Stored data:

=-=-=-=-=

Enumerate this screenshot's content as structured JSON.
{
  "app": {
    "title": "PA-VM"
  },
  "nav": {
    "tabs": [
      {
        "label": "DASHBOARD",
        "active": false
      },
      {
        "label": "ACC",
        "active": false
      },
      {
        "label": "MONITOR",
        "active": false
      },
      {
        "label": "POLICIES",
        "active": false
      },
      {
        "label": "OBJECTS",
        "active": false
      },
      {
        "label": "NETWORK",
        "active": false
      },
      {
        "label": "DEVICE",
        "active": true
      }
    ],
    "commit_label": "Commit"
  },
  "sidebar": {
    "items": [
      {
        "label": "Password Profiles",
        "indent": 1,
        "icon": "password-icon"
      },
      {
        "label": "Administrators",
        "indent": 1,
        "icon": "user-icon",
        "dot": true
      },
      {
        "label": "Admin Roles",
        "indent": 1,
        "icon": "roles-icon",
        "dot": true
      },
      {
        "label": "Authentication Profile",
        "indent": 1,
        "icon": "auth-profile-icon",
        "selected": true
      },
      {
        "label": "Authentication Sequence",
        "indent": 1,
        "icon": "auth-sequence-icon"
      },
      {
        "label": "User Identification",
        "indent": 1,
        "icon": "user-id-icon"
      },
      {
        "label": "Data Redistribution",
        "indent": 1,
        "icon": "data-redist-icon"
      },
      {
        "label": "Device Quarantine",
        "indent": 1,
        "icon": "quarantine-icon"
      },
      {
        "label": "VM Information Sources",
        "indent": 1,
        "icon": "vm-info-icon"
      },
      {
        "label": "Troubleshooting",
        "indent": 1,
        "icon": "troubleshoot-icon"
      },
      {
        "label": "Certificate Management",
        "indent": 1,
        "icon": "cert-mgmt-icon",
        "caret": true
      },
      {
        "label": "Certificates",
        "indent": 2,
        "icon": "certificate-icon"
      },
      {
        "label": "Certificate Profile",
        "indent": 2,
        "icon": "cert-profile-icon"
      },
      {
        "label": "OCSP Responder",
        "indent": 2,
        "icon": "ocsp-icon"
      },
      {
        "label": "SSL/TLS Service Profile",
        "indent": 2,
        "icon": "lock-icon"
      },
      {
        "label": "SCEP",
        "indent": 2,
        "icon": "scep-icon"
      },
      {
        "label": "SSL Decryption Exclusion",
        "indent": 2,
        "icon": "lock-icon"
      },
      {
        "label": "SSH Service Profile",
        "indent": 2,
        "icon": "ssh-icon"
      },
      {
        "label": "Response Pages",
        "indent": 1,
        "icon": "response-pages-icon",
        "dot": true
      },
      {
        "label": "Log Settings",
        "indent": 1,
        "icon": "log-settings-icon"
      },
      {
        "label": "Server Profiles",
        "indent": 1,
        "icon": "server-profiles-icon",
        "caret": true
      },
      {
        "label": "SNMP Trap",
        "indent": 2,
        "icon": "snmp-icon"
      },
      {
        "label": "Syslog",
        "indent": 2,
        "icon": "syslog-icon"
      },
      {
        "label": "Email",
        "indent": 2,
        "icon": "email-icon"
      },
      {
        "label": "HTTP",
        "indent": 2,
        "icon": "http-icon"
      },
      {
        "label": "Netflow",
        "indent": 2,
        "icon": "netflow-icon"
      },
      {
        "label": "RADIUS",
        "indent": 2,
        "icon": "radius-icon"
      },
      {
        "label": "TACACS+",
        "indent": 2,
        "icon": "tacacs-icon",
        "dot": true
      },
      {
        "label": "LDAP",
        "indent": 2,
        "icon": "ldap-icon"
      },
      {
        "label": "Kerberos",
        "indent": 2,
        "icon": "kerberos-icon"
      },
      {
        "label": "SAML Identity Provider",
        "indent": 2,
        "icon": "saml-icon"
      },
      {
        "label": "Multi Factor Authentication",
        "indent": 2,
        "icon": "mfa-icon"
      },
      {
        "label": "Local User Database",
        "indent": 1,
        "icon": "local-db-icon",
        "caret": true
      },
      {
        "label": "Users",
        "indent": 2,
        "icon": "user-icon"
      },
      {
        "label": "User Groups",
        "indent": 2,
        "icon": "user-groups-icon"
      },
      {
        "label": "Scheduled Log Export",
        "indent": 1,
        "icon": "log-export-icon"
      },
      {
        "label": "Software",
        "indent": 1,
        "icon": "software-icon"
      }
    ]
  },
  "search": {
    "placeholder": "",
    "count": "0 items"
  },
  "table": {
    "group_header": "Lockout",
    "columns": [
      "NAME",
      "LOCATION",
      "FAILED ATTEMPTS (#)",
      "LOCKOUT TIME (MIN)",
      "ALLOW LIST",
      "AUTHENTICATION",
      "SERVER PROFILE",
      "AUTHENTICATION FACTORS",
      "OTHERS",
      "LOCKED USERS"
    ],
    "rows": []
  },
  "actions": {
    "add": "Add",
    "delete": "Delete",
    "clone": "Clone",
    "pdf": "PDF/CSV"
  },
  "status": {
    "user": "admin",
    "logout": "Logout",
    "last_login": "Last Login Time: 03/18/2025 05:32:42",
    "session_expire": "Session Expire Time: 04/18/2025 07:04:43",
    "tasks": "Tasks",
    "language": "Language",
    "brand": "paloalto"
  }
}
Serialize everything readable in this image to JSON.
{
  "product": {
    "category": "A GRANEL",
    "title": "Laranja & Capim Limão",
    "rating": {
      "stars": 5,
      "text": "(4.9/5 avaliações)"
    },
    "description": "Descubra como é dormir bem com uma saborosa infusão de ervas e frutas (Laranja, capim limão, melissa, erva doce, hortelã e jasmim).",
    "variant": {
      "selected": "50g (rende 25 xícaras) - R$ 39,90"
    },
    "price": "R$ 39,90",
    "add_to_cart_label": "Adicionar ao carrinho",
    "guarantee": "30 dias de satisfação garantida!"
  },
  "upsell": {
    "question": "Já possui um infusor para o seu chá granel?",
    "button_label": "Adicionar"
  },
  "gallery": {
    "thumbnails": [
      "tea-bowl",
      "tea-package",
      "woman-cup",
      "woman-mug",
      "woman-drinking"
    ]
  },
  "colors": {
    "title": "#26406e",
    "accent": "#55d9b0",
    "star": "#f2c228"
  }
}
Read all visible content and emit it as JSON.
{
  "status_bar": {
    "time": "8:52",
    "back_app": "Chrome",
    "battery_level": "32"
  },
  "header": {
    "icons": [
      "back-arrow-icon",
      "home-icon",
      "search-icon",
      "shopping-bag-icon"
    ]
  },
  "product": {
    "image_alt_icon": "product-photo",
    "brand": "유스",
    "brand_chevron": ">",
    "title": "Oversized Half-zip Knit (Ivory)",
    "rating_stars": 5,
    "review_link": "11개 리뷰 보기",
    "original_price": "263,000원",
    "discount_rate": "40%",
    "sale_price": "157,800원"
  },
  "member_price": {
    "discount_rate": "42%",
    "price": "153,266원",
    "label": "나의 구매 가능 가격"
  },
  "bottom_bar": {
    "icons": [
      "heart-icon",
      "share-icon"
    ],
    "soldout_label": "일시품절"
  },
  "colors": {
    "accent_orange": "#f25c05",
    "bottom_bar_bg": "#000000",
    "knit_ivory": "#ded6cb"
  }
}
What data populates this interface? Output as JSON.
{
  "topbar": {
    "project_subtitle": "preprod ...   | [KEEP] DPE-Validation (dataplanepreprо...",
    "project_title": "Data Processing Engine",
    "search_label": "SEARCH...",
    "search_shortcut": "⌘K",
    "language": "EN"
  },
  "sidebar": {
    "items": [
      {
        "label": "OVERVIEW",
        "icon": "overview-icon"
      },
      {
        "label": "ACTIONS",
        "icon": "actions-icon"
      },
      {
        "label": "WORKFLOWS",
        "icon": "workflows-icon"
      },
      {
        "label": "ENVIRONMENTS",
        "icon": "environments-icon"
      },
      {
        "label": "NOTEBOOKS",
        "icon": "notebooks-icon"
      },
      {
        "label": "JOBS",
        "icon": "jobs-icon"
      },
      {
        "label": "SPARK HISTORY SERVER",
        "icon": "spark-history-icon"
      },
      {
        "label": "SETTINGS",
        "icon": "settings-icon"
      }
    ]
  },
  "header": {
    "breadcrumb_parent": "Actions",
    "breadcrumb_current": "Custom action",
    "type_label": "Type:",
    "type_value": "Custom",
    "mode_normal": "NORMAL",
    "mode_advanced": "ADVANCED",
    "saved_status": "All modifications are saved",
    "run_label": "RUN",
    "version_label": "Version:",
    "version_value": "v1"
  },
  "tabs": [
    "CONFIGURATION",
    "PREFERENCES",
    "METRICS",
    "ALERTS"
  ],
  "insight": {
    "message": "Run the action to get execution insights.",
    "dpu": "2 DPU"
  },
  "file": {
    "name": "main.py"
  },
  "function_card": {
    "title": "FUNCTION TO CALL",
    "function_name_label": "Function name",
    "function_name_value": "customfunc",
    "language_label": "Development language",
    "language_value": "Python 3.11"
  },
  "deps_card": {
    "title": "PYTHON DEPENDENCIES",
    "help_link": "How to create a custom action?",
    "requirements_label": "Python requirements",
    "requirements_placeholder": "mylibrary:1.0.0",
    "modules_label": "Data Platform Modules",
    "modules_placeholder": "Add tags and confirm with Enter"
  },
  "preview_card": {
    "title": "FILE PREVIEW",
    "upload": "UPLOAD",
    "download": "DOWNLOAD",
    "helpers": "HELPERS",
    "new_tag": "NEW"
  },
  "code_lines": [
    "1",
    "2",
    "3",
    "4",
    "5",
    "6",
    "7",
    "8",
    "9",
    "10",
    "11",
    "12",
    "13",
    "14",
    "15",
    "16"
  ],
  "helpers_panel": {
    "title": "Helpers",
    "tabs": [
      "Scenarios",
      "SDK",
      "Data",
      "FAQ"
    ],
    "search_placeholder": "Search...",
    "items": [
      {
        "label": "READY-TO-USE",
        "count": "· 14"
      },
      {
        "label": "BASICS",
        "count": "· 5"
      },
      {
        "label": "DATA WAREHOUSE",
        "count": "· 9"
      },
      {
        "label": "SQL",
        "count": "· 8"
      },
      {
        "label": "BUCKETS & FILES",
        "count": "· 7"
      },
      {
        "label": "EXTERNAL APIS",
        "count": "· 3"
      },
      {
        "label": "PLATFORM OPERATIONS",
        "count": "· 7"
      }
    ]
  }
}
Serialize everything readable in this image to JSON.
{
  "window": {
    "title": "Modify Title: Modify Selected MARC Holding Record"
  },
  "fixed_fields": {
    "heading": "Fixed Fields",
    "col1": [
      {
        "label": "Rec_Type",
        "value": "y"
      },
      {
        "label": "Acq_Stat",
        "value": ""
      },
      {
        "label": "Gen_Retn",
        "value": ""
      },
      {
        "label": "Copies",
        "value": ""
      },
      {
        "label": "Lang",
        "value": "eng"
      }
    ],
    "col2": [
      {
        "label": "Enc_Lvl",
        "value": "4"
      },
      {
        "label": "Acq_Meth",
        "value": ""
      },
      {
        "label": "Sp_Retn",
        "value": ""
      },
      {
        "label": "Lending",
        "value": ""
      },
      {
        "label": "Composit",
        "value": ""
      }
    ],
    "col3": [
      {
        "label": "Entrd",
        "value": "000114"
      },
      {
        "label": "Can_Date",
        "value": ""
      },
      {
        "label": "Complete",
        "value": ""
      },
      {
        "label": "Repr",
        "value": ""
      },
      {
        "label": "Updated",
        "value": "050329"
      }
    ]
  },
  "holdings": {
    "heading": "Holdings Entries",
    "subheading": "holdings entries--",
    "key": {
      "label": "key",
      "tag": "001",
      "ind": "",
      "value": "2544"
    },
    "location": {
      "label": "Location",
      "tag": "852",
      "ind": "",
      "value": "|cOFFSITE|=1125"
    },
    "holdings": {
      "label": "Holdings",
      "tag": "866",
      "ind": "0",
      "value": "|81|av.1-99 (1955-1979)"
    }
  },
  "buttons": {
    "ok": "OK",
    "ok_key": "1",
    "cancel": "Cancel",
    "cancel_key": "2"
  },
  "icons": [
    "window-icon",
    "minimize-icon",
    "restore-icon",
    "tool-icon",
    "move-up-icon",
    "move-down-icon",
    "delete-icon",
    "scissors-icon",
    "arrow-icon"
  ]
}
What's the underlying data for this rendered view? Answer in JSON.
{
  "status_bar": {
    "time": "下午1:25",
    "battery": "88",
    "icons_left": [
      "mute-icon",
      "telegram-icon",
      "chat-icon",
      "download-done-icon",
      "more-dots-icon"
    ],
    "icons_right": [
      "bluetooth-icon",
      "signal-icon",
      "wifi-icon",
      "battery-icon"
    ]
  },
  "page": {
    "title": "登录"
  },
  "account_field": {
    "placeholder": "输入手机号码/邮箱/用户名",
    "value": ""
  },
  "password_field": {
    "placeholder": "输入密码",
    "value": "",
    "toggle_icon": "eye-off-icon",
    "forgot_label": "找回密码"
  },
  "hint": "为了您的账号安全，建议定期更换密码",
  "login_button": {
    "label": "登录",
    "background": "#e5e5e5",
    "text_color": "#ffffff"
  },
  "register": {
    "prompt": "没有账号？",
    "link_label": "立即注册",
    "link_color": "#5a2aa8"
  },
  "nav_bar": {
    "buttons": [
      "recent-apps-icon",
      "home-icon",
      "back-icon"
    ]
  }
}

=-=-=-=-=

■ PROBLEM DESCRIPTION: Copy out every line of the data that includes the word "Adicionar".

■ TASK RESULT:
    "add_to_cart_label": "Adicionar ao carrinho",
    "button_label": "Adicionar"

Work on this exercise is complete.